• _Task brief_
Write out all the material exactly. Leave nothing out.

• _Provided records_

-----

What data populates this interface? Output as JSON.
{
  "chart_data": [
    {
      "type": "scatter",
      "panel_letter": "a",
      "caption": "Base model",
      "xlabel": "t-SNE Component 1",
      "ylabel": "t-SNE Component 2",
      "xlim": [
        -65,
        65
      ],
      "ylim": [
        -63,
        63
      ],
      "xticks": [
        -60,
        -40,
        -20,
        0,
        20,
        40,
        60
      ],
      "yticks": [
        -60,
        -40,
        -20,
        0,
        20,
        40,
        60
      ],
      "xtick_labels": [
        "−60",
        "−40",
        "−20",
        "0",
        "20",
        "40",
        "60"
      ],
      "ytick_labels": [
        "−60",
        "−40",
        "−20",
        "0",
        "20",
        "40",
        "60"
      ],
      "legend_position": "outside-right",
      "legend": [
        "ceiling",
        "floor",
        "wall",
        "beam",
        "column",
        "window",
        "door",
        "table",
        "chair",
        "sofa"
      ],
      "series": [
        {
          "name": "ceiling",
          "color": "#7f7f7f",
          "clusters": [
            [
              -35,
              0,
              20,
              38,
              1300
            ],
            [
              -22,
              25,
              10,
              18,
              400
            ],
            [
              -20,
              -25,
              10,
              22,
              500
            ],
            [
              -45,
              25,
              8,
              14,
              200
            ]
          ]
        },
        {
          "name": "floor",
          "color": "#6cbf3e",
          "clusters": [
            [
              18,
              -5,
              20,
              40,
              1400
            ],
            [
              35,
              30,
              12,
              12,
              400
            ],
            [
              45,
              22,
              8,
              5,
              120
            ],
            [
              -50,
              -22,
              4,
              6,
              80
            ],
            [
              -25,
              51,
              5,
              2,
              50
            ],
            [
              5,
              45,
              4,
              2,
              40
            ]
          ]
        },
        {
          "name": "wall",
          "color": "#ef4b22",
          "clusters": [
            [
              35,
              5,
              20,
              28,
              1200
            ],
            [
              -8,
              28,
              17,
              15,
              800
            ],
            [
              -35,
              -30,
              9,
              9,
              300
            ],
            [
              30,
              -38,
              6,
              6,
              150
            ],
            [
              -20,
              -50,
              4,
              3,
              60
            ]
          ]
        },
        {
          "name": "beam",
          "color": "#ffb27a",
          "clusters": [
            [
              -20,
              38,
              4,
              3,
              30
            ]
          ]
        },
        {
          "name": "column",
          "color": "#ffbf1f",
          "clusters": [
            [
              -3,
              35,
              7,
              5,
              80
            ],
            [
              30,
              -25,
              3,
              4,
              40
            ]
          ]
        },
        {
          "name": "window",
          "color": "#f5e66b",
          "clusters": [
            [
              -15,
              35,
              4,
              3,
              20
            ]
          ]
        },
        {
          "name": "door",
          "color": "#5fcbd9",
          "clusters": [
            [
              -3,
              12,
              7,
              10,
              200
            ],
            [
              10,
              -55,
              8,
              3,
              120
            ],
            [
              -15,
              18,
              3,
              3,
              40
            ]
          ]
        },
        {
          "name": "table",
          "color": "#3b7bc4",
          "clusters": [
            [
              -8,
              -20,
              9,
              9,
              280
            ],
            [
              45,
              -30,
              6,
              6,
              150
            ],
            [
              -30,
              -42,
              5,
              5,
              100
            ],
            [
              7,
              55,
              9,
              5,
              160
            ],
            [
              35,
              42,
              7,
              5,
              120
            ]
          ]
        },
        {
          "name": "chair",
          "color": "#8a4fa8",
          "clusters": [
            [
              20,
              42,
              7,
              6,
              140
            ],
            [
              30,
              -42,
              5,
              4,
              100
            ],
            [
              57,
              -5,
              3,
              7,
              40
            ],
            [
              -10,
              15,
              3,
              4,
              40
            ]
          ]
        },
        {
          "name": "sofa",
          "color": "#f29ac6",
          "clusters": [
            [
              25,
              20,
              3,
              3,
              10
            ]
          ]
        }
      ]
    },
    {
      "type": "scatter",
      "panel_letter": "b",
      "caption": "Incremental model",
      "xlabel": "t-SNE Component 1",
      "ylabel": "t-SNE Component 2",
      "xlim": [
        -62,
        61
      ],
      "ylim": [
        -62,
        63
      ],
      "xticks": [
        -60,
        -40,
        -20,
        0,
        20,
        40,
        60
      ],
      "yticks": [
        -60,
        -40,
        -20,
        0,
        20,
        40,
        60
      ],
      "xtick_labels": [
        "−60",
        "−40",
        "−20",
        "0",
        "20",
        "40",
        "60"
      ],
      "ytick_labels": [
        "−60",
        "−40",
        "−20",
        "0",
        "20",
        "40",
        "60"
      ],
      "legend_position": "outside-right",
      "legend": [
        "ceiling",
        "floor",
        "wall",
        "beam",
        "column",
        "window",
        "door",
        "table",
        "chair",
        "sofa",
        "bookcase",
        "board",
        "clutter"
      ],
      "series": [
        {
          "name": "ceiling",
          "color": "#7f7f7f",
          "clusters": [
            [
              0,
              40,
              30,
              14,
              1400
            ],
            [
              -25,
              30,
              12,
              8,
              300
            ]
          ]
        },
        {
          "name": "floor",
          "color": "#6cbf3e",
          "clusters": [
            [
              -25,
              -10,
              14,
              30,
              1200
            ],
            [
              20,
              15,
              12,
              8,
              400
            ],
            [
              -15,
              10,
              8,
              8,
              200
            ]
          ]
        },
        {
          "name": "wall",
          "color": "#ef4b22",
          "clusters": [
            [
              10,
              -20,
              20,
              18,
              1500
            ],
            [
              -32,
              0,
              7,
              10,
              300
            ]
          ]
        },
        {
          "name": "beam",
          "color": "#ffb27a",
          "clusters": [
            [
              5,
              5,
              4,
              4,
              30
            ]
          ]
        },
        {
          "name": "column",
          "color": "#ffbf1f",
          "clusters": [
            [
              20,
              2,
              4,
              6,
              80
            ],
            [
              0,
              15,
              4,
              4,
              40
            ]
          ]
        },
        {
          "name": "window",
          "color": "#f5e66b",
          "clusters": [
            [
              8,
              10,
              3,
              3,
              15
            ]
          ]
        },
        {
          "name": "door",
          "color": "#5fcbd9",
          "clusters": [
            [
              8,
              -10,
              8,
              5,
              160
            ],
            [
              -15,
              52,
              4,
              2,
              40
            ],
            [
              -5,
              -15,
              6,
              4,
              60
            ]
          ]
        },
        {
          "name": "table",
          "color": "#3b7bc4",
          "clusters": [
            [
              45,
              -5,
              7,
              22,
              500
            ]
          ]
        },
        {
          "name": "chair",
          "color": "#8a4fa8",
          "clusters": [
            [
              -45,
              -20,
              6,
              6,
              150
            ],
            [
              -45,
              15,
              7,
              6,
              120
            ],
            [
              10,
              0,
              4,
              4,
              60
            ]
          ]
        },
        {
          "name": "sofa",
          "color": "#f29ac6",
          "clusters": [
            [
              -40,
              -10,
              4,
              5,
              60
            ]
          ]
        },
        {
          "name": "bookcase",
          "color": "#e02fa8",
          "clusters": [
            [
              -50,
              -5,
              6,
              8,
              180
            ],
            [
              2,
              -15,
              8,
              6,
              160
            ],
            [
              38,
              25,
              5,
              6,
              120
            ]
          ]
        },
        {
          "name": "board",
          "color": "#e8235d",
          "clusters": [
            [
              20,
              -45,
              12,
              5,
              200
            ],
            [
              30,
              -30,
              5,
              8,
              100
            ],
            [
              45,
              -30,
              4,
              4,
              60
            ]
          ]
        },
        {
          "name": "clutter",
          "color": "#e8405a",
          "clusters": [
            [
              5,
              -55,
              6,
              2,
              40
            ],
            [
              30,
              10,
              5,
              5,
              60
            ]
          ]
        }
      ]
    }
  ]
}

-----

• _Response_
What data populates this interface? Output as JSON.
{
  "chart_data": [
    {
      "type": "scatter",
      "panel_letter": "a",
      "caption": "Base model",
      "xlabel": "t-SNE Component 1",
      "ylabel": "t-SNE Component 2",
      "xlim": [
        -65,
        65
      ],
      "ylim": [
        -63,
        63
      ],
      "xticks": [
        -60,
        -40,
        -20,
        0,
        20,
        40,
        60
      ],
      "yticks": [
        -60,
        -40,
        -20,
        0,
        20,
        40,
        60
      ],
      "xtick_labels": [
        "−60",
        "−40",
        "−20",
        "0",
        "20",
        "40",
        "60"
      ],
      "ytick_labels": [
        "−60",
        "−40",
        "−20",
        "0",
        "20",
        "40",
        "60"
      ],
      "legend_position": "outside-right",
      "legend": [
        "ceiling",
        "floor",
        "wall",
        "beam",
        "column",
        "window",
        "door",
        "table",
        "chair",
        "sofa"
      ],
      "series": [
        {
          "name": "ceiling",
          "color": "#7f7f7f",
          "clusters": [
            [
              -35,
              0,
              20,
              38,
              1300
            ],
            [
              -22,
              25,
              10,
              18,
              400
            ],
            [
              -20,
              -25,
              10,
              22,
              500
            ],
            [
              -45,
              25,
              8,
              14,
              200
            ]
          ]
        },
        {
          "name": "floor",
          "color": "#6cbf3e",
          "clusters": [
            [
              18,
              -5,
              20,
              40,
              1400
            ],
            [
              35,
              30,
              12,
              12,
              400
            ],
            [
              45,
              22,
              8,
              5,
              120
            ],
            [
              -50,
              -22,
              4,
              6,
              80
            ],
            [
              -25,
              51,
              5,
              2,
              50
            ],
            [
              5,
              45,
              4,
              2,
              40
            ]
          ]
        },
        {
          "name": "wall",
          "color": "#ef4b22",
          "clusters": [
            [
              35,
              5,
              20,
              28,
              1200
            ],
            [
              -8,
              28,
              17,
              15,
              800
            ],
            [
              -35,
              -30,
              9,
              9,
              300
            ],
            [
              30,
              -38,
              6,
              6,
              150
            ],
            [
              -20,
              -50,
              4,
              3,
              60
            ]
          ]
        },
        {
          "name": "beam",
          "color": "#ffb27a",
          "clusters": [
            [
              -20,
              38,
              4,
              3,
              30
            ]
          ]
        },
        {
          "name": "column",
          "color": "#ffbf1f",
          "clusters": [
            [
              -3,
              35,
              7,
              5,
              80
            ],
            [
              30,
              -25,
              3,
              4,
              40
            ]
          ]
        },
        {
          "name": "window",
          "color": "#f5e66b",
          "clusters": [
            [
              -15,
              35,
              4,
              3,
              20
            ]
          ]
        },
        {
          "name": "door",
          "color": "#5fcbd9",
          "clusters": [
            [
              -3,
              12,
              7,
              10,
              200
            ],
            [
              10,
              -55,
              8,
              3,
              120
            ],
            [
              -15,
              18,
              3,
              3,
              40
            ]
          ]
        },
        {
          "name": "table",
          "color": "#3b7bc4",
          "clusters": [
            [
              -8,
              -20,
              9,
              9,
              280
            ],
            [
              45,
              -30,
              6,
              6,
              150
            ],
            [
              -30,
              -42,
              5,
              5,
              100
            ],
            [
              7,
              55,
              9,
              5,
              160
            ],
            [
              35,
              42,
              7,
              5,
              120
            ]
          ]
        },
        {
          "name": "chair",
          "color": "#8a4fa8",
          "clusters": [
            [
              20,
              42,
              7,
              6,
              140
            ],
            [
              30,
              -42,
              5,
              4,
              100
            ],
            [
              57,
              -5,
              3,
              7,
              40
            ],
            [
              -10,
              15,
              3,
              4,
              40
            ]
          ]
        },
        {
          "name": "sofa",
          "color": "#f29ac6",
          "clusters": [
            [
              25,
              20,
              3,
              3,
              10
            ]
          ]
        }
      ]
    },
    {
      "type": "scatter",
      "panel_letter": "b",
      "caption": "Incremental model",
      "xlabel": "t-SNE Component 1",
      "ylabel": "t-SNE Component 2",
      "xlim": [
        -62,
        61
      ],
      "ylim": [
        -62,
        63
      ],
      "xticks": [
        -60,
        -40,
        -20,
        0,
        20,
        40,
        60
      ],
      "yticks": [
        -60,
        -40,
        -20,
        0,
        20,
        40,
        60
      ],
      "xtick_labels": [
        "−60",
        "−40",
        "−20",
        "0",
        "20",
        "40",
        "60"
      ],
      "ytick_labels": [
        "−60",
        "−40",
        "−20",
        "0",
        "20",
        "40",
        "60"
      ],
      "legend_position": "outside-right",
      "legend": [
        "ceiling",
        "floor",
        "wall",
        "beam",
        "column",
        "window",
        "door",
        "table",
        "chair",
        "sofa",
        "bookcase",
        "board",
        "clutter"
      ],
      "series": [
        {
          "name": "ceiling",
          "color": "#7f7f7f",
          "clusters": [
            [
              0,
              40,
              30,
              14,
              1400
            ],
            [
              -25,
              30,
              12,
              8,
              300
            ]
          ]
        },
        {
          "name": "floor",
          "color": "#6cbf3e",
          "clusters": [
            [
              -25,
              -10,
              14,
              30,
              1200
            ],
            [
              20,
              15,
              12,
              8,
              400
            ],
            [
              -15,
              10,
              8,
              8,
              200
            ]
          ]
        },
        {
          "name": "wall",
          "color": "#ef4b22",
          "clusters": [
            [
              10,
              -20,
              20,
              18,
              1500
            ],
            [
              -32,
              0,
              7,
              10,
              300
            ]
          ]
        },
        {
          "name": "beam",
          "color": "#ffb27a",
          "clusters": [
            [
              5,
              5,
              4,
              4,
              30
            ]
          ]
        },
        {
          "name": "column",
          "color": "#ffbf1f",
          "clusters": [
            [
              20,
              2,
              4,
              6,
              80
            ],
            [
              0,
              15,
              4,
              4,
              40
            ]
          ]
        },
        {
          "name": "window",
          "color": "#f5e66b",
          "clusters": [
            [
              8,
              10,
              3,
              3,
              15
            ]
          ]
        },
        {
          "name": "door",
          "color": "#5fcbd9",
          "clusters": [
            [
              8,
              -10,
              8,
              5,
              160
            ],
            [
              -15,
              52,
              4,
              2,
              40
            ],
            [
              -5,
              -15,
              6,
              4,
              60
            ]
          ]
        },
        {
          "name": "table",
          "color": "#3b7bc4",
          "clusters": [
            [
              45,
              -5,
              7,
              22,
              500
            ]
          ]
        },
        {
          "name": "chair",
          "color": "#8a4fa8",
          "clusters": [
            [
              -45,
              -20,
              6,
              6,
              150
            ],
            [
              -45,
              15,
              7,
              6,
              120
            ],
            [
              10,
              0,
              4,
              4,
              60
            ]
          ]
        },
        {
          "name": "sofa",
          "color": "#f29ac6",
          "clusters": [
            [
              -40,
              -10,
              4,
              5,
              60
            ]
          ]
        },
        {
          "name": "bookcase",
          "color": "#e02fa8",
          "clusters": [
            [
              -50,
              -5,
              6,
              8,
              180
            ],
            [
              2,
              -15,
              8,
              6,
              160
            ],
            [
              38,
              25,
              5,
              6,
              120
            ]
          ]
        },
        {
          "name": "board",
          "color": "#e8235d",
          "clusters": [
            [
              20,
              -45,
              12,
              5,
              200
            ],
            [
              30,
              -30,
              5,
              8,
              100
            ],
            [
              45,
              -30,
              4,
              4,
              60
            ]
          ]
        },
        {
          "name": "clutter",
          "color": "#e8405a",
          "clusters": [
            [
              5,
              -55,
              6,
              2,
              40
            ],
            [
              30,
              10,
              5,
              5,
              60
            ]
          ]
        }
      ]
    }
  ]
}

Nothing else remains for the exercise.